(WHAT THE TASK REQUIRES)
Continue the passage below on maintenance therapy for advanced nonsquamous lung cancer, picking up right after its last sentence.

(PASSAGE TO READ)
=== Section Start ===
In the study, more than 900 patients with advanced nonsquamous NSCLC with good performance status and nonprogression after induction therapy with pemetrexed-cisplatin were randomly assigned to continuation maintenance with pemetrexed or placebo. Overall, the therapy was well tolerated and the active arm saw a significant improvement in both PFS and OS.
Median OS was 13.9 months in the pemetrexed group versus 11 months with placebo; 32% of patients in the treatment arm were alive at 2 years vs. 21% of those assigned to placebo.
Yet many questions remain. Is the best strategy to utilize continuation maintenance by keeping the patient on an agent used in induction, or should a different agent be brought in, as switch maintenance prescribes? Should the maintenance arm be a single drug (pemetrexed or bevacizumab [Avastin, Genentech]) or a combination, such as what was looked at in the AVAPERL trial?
While we all await the results of ECOG 5508, which is looking at bevacizumab vs. pemetrexed vs. both in maintenance, that study utilizes a different induction chemotherapy backbone with paclitaxel. In the meantime, what should clinicians recommend to their patients?
=== Section End ===
(DATASET EXTRACT)
=== Section Start ===
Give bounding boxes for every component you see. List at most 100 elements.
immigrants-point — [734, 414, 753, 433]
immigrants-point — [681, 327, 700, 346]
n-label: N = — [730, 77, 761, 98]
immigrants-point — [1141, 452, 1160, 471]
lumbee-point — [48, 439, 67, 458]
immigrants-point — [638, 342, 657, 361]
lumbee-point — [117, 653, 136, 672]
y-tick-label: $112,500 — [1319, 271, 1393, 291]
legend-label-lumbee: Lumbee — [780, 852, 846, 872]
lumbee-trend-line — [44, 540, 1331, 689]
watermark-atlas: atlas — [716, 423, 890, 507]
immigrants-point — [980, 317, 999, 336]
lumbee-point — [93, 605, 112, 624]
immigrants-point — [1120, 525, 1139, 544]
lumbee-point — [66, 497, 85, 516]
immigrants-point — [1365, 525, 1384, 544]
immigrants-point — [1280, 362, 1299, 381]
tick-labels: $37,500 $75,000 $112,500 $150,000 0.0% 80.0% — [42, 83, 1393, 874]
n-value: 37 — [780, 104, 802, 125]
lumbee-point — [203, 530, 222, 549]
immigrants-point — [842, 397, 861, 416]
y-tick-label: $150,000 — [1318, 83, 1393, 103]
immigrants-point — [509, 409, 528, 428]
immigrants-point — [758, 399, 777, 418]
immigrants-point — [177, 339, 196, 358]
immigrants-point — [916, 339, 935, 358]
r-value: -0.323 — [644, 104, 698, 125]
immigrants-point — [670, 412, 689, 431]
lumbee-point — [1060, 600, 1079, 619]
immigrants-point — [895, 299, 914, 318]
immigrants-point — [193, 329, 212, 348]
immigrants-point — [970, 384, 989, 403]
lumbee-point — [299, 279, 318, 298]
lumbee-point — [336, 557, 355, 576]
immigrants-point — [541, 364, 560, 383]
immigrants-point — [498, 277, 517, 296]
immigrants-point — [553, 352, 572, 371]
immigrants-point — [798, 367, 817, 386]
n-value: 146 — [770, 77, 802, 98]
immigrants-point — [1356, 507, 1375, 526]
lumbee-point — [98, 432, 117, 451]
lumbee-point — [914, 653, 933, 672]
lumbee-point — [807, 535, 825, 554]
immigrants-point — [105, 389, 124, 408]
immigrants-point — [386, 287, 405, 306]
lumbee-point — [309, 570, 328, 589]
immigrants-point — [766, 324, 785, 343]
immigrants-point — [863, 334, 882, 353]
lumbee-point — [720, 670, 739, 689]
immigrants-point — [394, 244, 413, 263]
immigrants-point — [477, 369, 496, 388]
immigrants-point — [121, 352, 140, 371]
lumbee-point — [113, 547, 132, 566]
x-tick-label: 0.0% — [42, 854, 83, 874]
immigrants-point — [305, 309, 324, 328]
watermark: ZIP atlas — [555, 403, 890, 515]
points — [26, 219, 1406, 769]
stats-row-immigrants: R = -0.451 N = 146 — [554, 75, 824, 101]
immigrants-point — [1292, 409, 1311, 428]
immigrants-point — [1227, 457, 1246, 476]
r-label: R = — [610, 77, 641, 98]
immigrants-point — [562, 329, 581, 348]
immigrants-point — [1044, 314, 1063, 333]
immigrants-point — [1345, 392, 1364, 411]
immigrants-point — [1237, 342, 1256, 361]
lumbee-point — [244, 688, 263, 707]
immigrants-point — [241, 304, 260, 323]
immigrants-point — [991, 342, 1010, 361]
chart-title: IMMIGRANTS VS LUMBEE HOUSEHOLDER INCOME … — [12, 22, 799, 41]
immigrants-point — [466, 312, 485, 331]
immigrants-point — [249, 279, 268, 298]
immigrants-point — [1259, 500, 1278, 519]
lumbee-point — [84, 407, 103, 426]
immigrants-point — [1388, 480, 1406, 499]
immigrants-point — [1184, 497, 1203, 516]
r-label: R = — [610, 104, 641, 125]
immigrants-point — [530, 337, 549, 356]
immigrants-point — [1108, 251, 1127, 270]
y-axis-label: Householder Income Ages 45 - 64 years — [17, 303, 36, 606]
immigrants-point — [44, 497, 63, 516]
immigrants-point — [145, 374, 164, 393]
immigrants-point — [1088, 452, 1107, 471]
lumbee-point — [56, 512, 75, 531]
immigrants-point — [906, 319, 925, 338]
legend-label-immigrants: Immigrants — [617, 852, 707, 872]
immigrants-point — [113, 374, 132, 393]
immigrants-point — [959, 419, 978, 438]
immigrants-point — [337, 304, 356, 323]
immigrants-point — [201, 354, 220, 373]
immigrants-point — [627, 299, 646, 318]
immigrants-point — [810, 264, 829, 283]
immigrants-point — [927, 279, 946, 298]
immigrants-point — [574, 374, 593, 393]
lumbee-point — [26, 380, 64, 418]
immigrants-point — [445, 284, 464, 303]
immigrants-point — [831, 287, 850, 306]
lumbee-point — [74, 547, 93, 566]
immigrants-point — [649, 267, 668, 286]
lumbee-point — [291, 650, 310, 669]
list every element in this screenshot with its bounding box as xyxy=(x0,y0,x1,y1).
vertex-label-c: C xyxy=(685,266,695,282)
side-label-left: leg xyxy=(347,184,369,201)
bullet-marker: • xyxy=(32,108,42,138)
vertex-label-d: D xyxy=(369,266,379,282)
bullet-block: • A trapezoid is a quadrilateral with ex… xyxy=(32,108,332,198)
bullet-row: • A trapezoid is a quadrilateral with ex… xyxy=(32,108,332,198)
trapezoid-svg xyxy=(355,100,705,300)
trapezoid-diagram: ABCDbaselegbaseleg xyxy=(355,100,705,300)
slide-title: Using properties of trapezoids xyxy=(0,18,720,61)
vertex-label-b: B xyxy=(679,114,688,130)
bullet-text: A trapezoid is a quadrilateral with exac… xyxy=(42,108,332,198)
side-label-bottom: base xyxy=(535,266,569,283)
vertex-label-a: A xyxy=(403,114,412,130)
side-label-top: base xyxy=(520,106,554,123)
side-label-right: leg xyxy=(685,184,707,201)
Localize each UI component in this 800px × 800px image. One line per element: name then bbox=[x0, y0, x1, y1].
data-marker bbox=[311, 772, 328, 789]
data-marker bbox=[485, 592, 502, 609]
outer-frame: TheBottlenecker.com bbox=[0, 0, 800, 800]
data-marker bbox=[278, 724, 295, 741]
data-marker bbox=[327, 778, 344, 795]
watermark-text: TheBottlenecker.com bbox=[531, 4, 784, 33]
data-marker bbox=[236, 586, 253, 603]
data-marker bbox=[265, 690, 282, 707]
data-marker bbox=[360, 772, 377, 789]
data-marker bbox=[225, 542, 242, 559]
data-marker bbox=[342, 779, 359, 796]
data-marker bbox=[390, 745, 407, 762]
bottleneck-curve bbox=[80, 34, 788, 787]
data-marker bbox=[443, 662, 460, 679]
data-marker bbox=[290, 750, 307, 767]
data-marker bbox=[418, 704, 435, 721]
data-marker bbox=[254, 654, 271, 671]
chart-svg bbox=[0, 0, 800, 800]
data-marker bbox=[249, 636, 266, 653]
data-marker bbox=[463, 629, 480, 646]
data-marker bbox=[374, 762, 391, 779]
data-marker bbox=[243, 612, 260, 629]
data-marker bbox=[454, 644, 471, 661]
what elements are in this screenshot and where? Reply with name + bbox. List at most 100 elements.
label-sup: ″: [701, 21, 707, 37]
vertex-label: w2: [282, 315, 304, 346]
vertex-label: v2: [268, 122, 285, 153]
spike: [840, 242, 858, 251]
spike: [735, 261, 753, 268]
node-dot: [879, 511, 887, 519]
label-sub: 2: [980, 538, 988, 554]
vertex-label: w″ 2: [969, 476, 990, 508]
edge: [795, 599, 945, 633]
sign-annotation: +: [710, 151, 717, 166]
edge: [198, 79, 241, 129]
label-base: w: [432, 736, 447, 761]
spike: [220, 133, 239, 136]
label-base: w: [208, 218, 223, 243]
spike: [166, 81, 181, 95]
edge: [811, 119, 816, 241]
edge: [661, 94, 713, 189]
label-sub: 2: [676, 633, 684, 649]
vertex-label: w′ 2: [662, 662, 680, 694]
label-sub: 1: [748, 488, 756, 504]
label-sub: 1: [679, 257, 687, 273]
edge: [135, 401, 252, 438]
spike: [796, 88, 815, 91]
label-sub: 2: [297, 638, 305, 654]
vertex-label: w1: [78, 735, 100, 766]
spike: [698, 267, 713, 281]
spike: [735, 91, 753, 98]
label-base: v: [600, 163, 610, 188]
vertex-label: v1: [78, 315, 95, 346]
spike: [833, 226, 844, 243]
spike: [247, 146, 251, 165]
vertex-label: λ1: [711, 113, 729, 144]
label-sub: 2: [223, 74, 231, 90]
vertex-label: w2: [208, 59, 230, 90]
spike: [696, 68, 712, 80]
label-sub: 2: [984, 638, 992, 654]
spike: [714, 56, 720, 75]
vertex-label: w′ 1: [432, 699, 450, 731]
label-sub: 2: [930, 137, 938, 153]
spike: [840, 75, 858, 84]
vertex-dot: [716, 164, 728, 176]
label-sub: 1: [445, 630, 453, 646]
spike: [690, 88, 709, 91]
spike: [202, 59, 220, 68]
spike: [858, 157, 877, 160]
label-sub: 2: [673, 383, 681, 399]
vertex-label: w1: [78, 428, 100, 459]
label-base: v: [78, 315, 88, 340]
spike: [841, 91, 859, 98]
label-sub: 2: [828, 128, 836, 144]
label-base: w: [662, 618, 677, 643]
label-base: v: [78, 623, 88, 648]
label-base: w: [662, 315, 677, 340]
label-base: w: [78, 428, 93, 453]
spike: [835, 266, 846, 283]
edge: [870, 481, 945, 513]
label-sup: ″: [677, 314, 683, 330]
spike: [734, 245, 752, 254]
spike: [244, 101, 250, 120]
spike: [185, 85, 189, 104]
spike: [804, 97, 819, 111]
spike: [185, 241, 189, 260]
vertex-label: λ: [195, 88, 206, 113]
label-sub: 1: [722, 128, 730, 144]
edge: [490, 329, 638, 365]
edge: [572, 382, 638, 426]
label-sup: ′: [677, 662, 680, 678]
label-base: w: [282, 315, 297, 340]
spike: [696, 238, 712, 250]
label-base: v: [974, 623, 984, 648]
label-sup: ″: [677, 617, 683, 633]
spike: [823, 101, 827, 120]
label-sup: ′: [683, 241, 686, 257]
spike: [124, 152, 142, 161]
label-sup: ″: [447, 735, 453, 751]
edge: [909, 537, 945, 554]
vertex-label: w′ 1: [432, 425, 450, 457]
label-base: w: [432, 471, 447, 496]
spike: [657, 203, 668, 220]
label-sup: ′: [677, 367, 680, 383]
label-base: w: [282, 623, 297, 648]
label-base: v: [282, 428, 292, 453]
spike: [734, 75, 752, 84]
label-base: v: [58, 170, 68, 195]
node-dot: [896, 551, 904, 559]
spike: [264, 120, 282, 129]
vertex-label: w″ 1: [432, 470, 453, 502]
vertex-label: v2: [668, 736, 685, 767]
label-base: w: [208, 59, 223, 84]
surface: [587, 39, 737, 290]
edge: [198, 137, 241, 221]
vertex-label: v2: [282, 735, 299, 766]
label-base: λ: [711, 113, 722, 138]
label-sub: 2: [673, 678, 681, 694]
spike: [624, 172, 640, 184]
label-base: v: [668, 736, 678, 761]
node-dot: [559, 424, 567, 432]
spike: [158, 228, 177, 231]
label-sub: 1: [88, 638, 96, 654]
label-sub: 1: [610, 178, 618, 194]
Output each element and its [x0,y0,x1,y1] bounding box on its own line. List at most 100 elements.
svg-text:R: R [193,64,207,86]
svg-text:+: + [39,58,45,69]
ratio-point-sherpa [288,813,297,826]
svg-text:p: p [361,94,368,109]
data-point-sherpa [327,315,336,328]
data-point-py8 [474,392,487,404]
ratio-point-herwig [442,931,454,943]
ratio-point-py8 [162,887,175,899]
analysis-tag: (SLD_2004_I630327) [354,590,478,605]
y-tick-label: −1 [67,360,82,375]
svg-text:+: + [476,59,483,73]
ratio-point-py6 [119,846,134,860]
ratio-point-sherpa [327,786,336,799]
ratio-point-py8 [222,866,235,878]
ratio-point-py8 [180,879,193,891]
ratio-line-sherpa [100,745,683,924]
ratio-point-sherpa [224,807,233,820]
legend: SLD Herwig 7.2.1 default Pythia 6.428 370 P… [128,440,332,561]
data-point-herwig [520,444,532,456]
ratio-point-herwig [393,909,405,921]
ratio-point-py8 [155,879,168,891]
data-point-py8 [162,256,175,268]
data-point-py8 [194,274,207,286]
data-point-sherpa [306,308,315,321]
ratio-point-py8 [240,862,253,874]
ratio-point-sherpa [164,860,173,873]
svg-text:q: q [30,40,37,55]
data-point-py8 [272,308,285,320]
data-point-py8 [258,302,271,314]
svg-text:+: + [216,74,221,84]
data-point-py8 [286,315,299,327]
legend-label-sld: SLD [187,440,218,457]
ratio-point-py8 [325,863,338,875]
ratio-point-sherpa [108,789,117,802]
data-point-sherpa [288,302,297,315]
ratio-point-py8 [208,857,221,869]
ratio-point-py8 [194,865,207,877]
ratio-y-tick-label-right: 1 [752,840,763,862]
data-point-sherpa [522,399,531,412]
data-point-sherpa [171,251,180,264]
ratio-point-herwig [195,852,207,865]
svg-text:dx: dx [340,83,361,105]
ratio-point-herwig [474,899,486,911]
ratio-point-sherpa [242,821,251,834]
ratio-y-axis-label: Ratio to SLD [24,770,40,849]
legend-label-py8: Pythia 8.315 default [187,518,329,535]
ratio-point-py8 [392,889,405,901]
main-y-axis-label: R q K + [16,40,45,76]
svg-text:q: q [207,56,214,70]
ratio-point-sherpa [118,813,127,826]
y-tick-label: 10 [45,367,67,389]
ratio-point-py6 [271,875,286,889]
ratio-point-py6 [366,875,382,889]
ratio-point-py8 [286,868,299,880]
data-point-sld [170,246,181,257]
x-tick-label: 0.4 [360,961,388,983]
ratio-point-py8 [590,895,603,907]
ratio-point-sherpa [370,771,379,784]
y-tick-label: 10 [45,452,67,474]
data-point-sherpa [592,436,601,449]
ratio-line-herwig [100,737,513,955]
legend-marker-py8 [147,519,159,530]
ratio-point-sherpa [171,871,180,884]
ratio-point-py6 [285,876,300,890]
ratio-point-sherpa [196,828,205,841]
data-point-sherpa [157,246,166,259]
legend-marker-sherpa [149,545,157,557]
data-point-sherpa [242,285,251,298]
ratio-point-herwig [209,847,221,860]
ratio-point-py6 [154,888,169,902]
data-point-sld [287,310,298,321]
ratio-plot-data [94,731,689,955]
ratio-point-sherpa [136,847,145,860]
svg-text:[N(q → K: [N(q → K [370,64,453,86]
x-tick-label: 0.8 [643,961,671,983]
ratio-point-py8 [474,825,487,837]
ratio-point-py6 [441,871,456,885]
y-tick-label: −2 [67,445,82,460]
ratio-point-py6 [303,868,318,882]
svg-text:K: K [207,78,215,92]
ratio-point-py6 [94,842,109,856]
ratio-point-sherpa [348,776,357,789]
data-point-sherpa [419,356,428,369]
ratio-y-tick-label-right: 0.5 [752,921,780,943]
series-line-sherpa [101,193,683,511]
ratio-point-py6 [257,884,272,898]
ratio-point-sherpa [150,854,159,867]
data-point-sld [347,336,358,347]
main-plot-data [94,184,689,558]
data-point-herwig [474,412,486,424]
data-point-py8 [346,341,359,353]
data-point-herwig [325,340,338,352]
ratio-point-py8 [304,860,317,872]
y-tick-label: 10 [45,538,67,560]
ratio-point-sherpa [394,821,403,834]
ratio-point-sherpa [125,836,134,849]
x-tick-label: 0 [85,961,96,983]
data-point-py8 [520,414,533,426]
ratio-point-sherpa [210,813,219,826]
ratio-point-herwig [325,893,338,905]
=== Section End ===
(RESPONSE TO THE TASK)
I think that, in patients with nonsquamous NSCLC and a good performance status after four cycles of induction chemotherapy, there is little doubt that maintenance therapy with pemetrexed with or without bevacizumab is well tolerated and prolongs meaningful survival and should be offered. It will be left to further trials to better understand the relationship of maintenance therapy to the particular induction backbone and to hopefully discover biomarkers that identify patients who are likely to benefit — or not benefit — from therapy.
Eric H. Bernicker, MD
Thoracic oncologist
Houston Methodist Cancer Center
Disclosures: Bernicker reports no relevant financial disclosures.